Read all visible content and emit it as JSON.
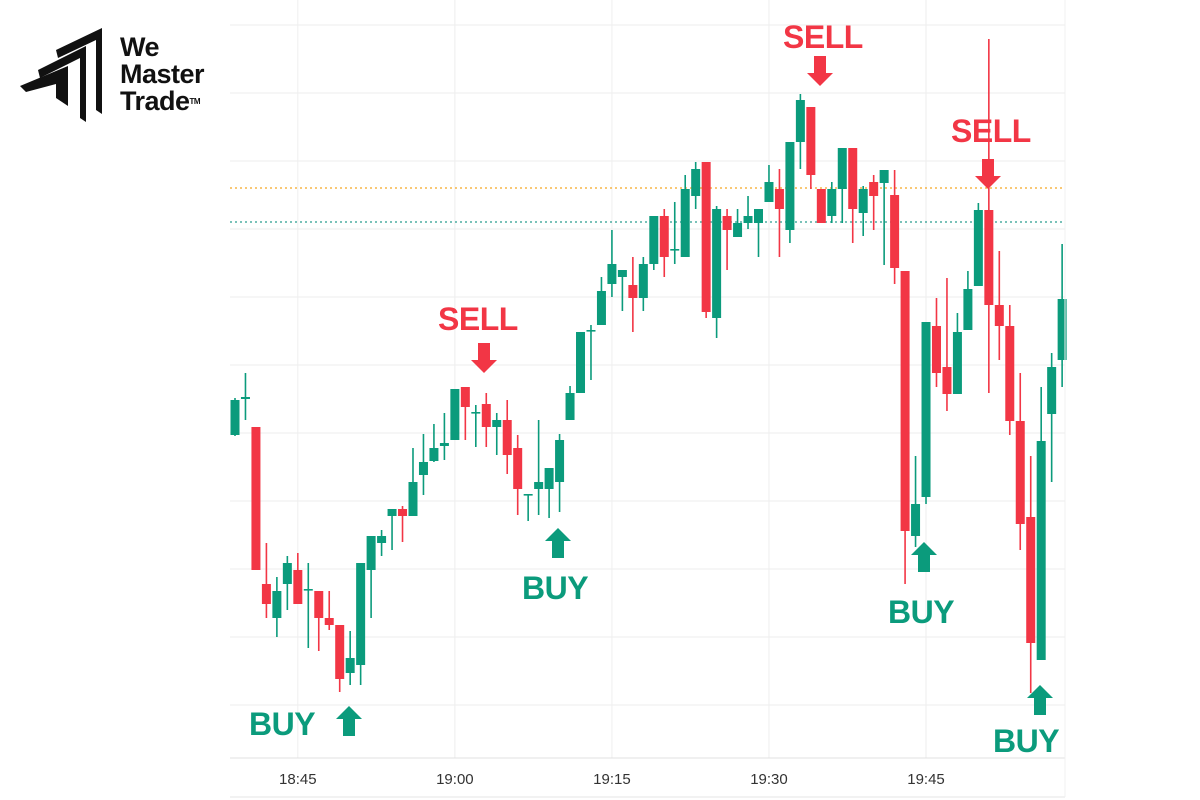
{
  "brand": {
    "line1": "We",
    "line2": "Master",
    "line3": "Trade",
    "tm": "TM"
  },
  "colors": {
    "up": "#0b9b7c",
    "down": "#f23645",
    "level_orange": "#f5a623",
    "level_green": "#2a9d8f",
    "grid": "#eeeeee"
  },
  "signals": [
    {
      "type": "BUY",
      "label": "BUY",
      "candle": 11
    },
    {
      "type": "SELL",
      "label": "SELL",
      "candle": 24
    },
    {
      "type": "BUY",
      "label": "BUY",
      "candle": 31
    },
    {
      "type": "SELL",
      "label": "SELL",
      "candle": 56
    },
    {
      "type": "BUY",
      "label": "BUY",
      "candle": 66
    },
    {
      "type": "SELL",
      "label": "SELL",
      "candle": 72
    },
    {
      "type": "BUY",
      "label": "BUY",
      "candle": 77
    }
  ],
  "chart_data": {
    "type": "candlestick",
    "interval": "1m",
    "first_candle_time": "18:39",
    "x_tick_labels": [
      "18:45",
      "19:00",
      "19:15",
      "19:30",
      "19:45"
    ],
    "grid": true,
    "y_axis_labels_shown": false,
    "horizontal_levels": [
      {
        "style": "dotted",
        "color": "#f5a623",
        "value": 57.2
      },
      {
        "style": "dotted",
        "color": "#2a9d8f",
        "value": 53.8
      }
    ],
    "ohlc": [
      [
        32.5,
        36.2,
        32.4,
        36.0
      ],
      [
        36.1,
        38.7,
        34.0,
        36.3
      ],
      [
        33.3,
        33.3,
        19.0,
        19.0
      ],
      [
        17.6,
        21.7,
        14.2,
        15.6
      ],
      [
        14.2,
        18.3,
        12.3,
        16.9
      ],
      [
        17.6,
        20.4,
        15.0,
        19.7
      ],
      [
        19.0,
        20.7,
        15.6,
        15.6
      ],
      [
        17.0,
        19.7,
        11.2,
        17.1
      ],
      [
        16.9,
        16.9,
        10.9,
        14.2
      ],
      [
        14.2,
        16.9,
        13.0,
        13.5
      ],
      [
        13.5,
        13.5,
        6.8,
        8.1
      ],
      [
        8.7,
        12.9,
        7.5,
        10.2
      ],
      [
        9.5,
        19.7,
        7.5,
        19.7
      ],
      [
        19.0,
        22.4,
        14.2,
        22.4
      ],
      [
        21.7,
        23.0,
        20.4,
        22.4
      ],
      [
        24.4,
        25.1,
        21.0,
        25.1
      ],
      [
        25.1,
        25.4,
        21.8,
        24.4
      ],
      [
        24.4,
        31.2,
        24.4,
        27.8
      ],
      [
        28.5,
        32.6,
        26.5,
        29.8
      ],
      [
        29.9,
        33.6,
        29.8,
        31.2
      ],
      [
        31.4,
        34.7,
        30.0,
        31.7
      ],
      [
        32.0,
        37.1,
        32.0,
        37.1
      ],
      [
        37.3,
        37.3,
        32.0,
        35.3
      ],
      [
        34.7,
        35.5,
        31.3,
        34.8
      ],
      [
        35.6,
        36.7,
        31.3,
        33.3
      ],
      [
        33.3,
        34.7,
        30.5,
        34.0
      ],
      [
        34.0,
        36.0,
        28.6,
        30.5
      ],
      [
        31.2,
        32.5,
        24.5,
        27.1
      ],
      [
        26.5,
        26.5,
        23.9,
        26.6
      ],
      [
        27.1,
        34.0,
        24.5,
        27.8
      ],
      [
        27.1,
        29.2,
        24.2,
        29.2
      ],
      [
        27.8,
        32.6,
        24.8,
        32.0
      ],
      [
        34.0,
        37.4,
        34.0,
        36.7
      ],
      [
        36.7,
        42.8,
        36.7,
        42.8
      ],
      [
        42.9,
        43.5,
        38.0,
        43.0
      ],
      [
        43.5,
        48.3,
        43.5,
        46.9
      ],
      [
        47.6,
        53.0,
        46.3,
        49.6
      ],
      [
        48.3,
        49.0,
        44.9,
        49.0
      ],
      [
        47.5,
        50.3,
        42.8,
        46.2
      ],
      [
        46.2,
        50.3,
        44.9,
        49.6
      ],
      [
        49.6,
        54.4,
        49.0,
        54.4
      ],
      [
        54.4,
        55.1,
        48.3,
        50.3
      ],
      [
        51.0,
        55.8,
        49.6,
        51.1
      ],
      [
        50.3,
        58.5,
        50.3,
        57.1
      ],
      [
        56.4,
        59.8,
        55.1,
        59.1
      ],
      [
        59.8,
        59.8,
        44.2,
        44.8
      ],
      [
        44.2,
        55.4,
        42.2,
        55.1
      ],
      [
        54.4,
        55.1,
        49.0,
        53.0
      ],
      [
        52.3,
        55.1,
        52.3,
        53.7
      ],
      [
        53.7,
        56.4,
        53.1,
        54.4
      ],
      [
        53.7,
        55.1,
        50.3,
        55.1
      ],
      [
        55.8,
        59.5,
        55.8,
        57.8
      ],
      [
        57.1,
        59.1,
        50.3,
        55.1
      ],
      [
        53.0,
        61.8,
        51.7,
        61.8
      ],
      [
        61.8,
        66.6,
        59.1,
        66.0
      ],
      [
        65.3,
        65.3,
        57.1,
        58.5
      ],
      [
        57.1,
        57.1,
        53.7,
        53.7
      ],
      [
        54.4,
        57.8,
        53.7,
        57.1
      ],
      [
        57.1,
        61.2,
        53.7,
        61.2
      ],
      [
        61.2,
        61.2,
        51.7,
        55.1
      ],
      [
        54.7,
        57.4,
        52.4,
        57.1
      ],
      [
        57.8,
        58.5,
        53.0,
        56.4
      ],
      [
        57.7,
        59.0,
        49.5,
        59.0
      ],
      [
        56.5,
        59.0,
        47.6,
        49.2
      ],
      [
        48.9,
        48.9,
        17.6,
        22.9
      ],
      [
        22.4,
        30.4,
        21.3,
        25.6
      ],
      [
        26.3,
        43.8,
        25.6,
        43.8
      ],
      [
        43.4,
        46.2,
        37.3,
        38.7
      ],
      [
        39.3,
        48.2,
        34.9,
        36.6
      ],
      [
        36.6,
        44.7,
        36.6,
        42.8
      ],
      [
        43.0,
        48.9,
        43.0,
        47.1
      ],
      [
        47.4,
        55.7,
        47.4,
        55.0
      ],
      [
        55.0,
        72.1,
        36.7,
        45.5
      ],
      [
        45.5,
        50.9,
        40.0,
        43.4
      ],
      [
        43.4,
        45.5,
        32.5,
        33.9
      ],
      [
        33.9,
        38.7,
        21.0,
        23.6
      ],
      [
        24.3,
        30.4,
        6.7,
        11.7
      ],
      [
        10.0,
        37.3,
        10.0,
        31.9
      ],
      [
        34.6,
        40.7,
        27.8,
        39.3
      ],
      [
        40.0,
        51.6,
        37.3,
        46.1
      ]
    ]
  }
}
:::
• _WHAT THE TASK REQUIRES_: All of the material above is to be copied exactly, except for its images.

• _TASK SOLUTION_:
Read all visible content and emit it as JSON.
{
  "brand": {
    "line1": "We",
    "line2": "Master",
    "line3": "Trade",
    "tm": "TM"
  },
  "colors": {
    "up": "#0b9b7c",
    "down": "#f23645",
    "level_orange": "#f5a623",
    "level_green": "#2a9d8f",
    "grid": "#eeeeee"
  },
  "signals": [
    {
      "type": "BUY",
      "label": "BUY",
      "candle": 11
    },
    {
      "type": "SELL",
      "label": "SELL",
      "candle": 24
    },
    {
      "type": "BUY",
      "label": "BUY",
      "candle": 31
    },
    {
      "type": "SELL",
      "label": "SELL",
      "candle": 56
    },
    {
      "type": "BUY",
      "label": "BUY",
      "candle": 66
    },
    {
      "type": "SELL",
      "label": "SELL",
      "candle": 72
    },
    {
      "type": "BUY",
      "label": "BUY",
      "candle": 77
    }
  ],
  "chart_data": {
    "type": "candlestick",
    "interval": "1m",
    "first_candle_time": "18:39",
    "x_tick_labels": [
      "18:45",
      "19:00",
      "19:15",
      "19:30",
      "19:45"
    ],
    "grid": true,
    "y_axis_labels_shown": false,
    "horizontal_levels": [
      {
        "style": "dotted",
        "color": "#f5a623",
        "value": 57.2
      },
      {
        "style": "dotted",
        "color": "#2a9d8f",
        "value": 53.8
      }
    ],
    "ohlc": [
      [
        32.5,
        36.2,
        32.4,
        36.0
      ],
      [
        36.1,
        38.7,
        34.0,
        36.3
      ],
      [
        33.3,
        33.3,
        19.0,
        19.0
      ],
      [
        17.6,
        21.7,
        14.2,
        15.6
      ],
      [
        14.2,
        18.3,
        12.3,
        16.9
      ],
      [
        17.6,
        20.4,
        15.0,
        19.7
      ],
      [
        19.0,
        20.7,
        15.6,
        15.6
      ],
      [
        17.0,
        19.7,
        11.2,
        17.1
      ],
      [
        16.9,
        16.9,
        10.9,
        14.2
      ],
      [
        14.2,
        16.9,
        13.0,
        13.5
      ],
      [
        13.5,
        13.5,
        6.8,
        8.1
      ],
      [
        8.7,
        12.9,
        7.5,
        10.2
      ],
      [
        9.5,
        19.7,
        7.5,
        19.7
      ],
      [
        19.0,
        22.4,
        14.2,
        22.4
      ],
      [
        21.7,
        23.0,
        20.4,
        22.4
      ],
      [
        24.4,
        25.1,
        21.0,
        25.1
      ],
      [
        25.1,
        25.4,
        21.8,
        24.4
      ],
      [
        24.4,
        31.2,
        24.4,
        27.8
      ],
      [
        28.5,
        32.6,
        26.5,
        29.8
      ],
      [
        29.9,
        33.6,
        29.8,
        31.2
      ],
      [
        31.4,
        34.7,
        30.0,
        31.7
      ],
      [
        32.0,
        37.1,
        32.0,
        37.1
      ],
      [
        37.3,
        37.3,
        32.0,
        35.3
      ],
      [
        34.7,
        35.5,
        31.3,
        34.8
      ],
      [
        35.6,
        36.7,
        31.3,
        33.3
      ],
      [
        33.3,
        34.7,
        30.5,
        34.0
      ],
      [
        34.0,
        36.0,
        28.6,
        30.5
      ],
      [
        31.2,
        32.5,
        24.5,
        27.1
      ],
      [
        26.5,
        26.5,
        23.9,
        26.6
      ],
      [
        27.1,
        34.0,
        24.5,
        27.8
      ],
      [
        27.1,
        29.2,
        24.2,
        29.2
      ],
      [
        27.8,
        32.6,
        24.8,
        32.0
      ],
      [
        34.0,
        37.4,
        34.0,
        36.7
      ],
      [
        36.7,
        42.8,
        36.7,
        42.8
      ],
      [
        42.9,
        43.5,
        38.0,
        43.0
      ],
      [
        43.5,
        48.3,
        43.5,
        46.9
      ],
      [
        47.6,
        53.0,
        46.3,
        49.6
      ],
      [
        48.3,
        49.0,
        44.9,
        49.0
      ],
      [
        47.5,
        50.3,
        42.8,
        46.2
      ],
      [
        46.2,
        50.3,
        44.9,
        49.6
      ],
      [
        49.6,
        54.4,
        49.0,
        54.4
      ],
      [
        54.4,
        55.1,
        48.3,
        50.3
      ],
      [
        51.0,
        55.8,
        49.6,
        51.1
      ],
      [
        50.3,
        58.5,
        50.3,
        57.1
      ],
      [
        56.4,
        59.8,
        55.1,
        59.1
      ],
      [
        59.8,
        59.8,
        44.2,
        44.8
      ],
      [
        44.2,
        55.4,
        42.2,
        55.1
      ],
      [
        54.4,
        55.1,
        49.0,
        53.0
      ],
      [
        52.3,
        55.1,
        52.3,
        53.7
      ],
      [
        53.7,
        56.4,
        53.1,
        54.4
      ],
      [
        53.7,
        55.1,
        50.3,
        55.1
      ],
      [
        55.8,
        59.5,
        55.8,
        57.8
      ],
      [
        57.1,
        59.1,
        50.3,
        55.1
      ],
      [
        53.0,
        61.8,
        51.7,
        61.8
      ],
      [
        61.8,
        66.6,
        59.1,
        66.0
      ],
      [
        65.3,
        65.3,
        57.1,
        58.5
      ],
      [
        57.1,
        57.1,
        53.7,
        53.7
      ],
      [
        54.4,
        57.8,
        53.7,
        57.1
      ],
      [
        57.1,
        61.2,
        53.7,
        61.2
      ],
      [
        61.2,
        61.2,
        51.7,
        55.1
      ],
      [
        54.7,
        57.4,
        52.4,
        57.1
      ],
      [
        57.8,
        58.5,
        53.0,
        56.4
      ],
      [
        57.7,
        59.0,
        49.5,
        59.0
      ],
      [
        56.5,
        59.0,
        47.6,
        49.2
      ],
      [
        48.9,
        48.9,
        17.6,
        22.9
      ],
      [
        22.4,
        30.4,
        21.3,
        25.6
      ],
      [
        26.3,
        43.8,
        25.6,
        43.8
      ],
      [
        43.4,
        46.2,
        37.3,
        38.7
      ],
      [
        39.3,
        48.2,
        34.9,
        36.6
      ],
      [
        36.6,
        44.7,
        36.6,
        42.8
      ],
      [
        43.0,
        48.9,
        43.0,
        47.1
      ],
      [
        47.4,
        55.7,
        47.4,
        55.0
      ],
      [
        55.0,
        72.1,
        36.7,
        45.5
      ],
      [
        45.5,
        50.9,
        40.0,
        43.4
      ],
      [
        43.4,
        45.5,
        32.5,
        33.9
      ],
      [
        33.9,
        38.7,
        21.0,
        23.6
      ],
      [
        24.3,
        30.4,
        6.7,
        11.7
      ],
      [
        10.0,
        37.3,
        10.0,
        31.9
      ],
      [
        34.6,
        40.7,
        27.8,
        39.3
      ],
      [
        40.0,
        51.6,
        37.3,
        46.1
      ]
    ]
  }
}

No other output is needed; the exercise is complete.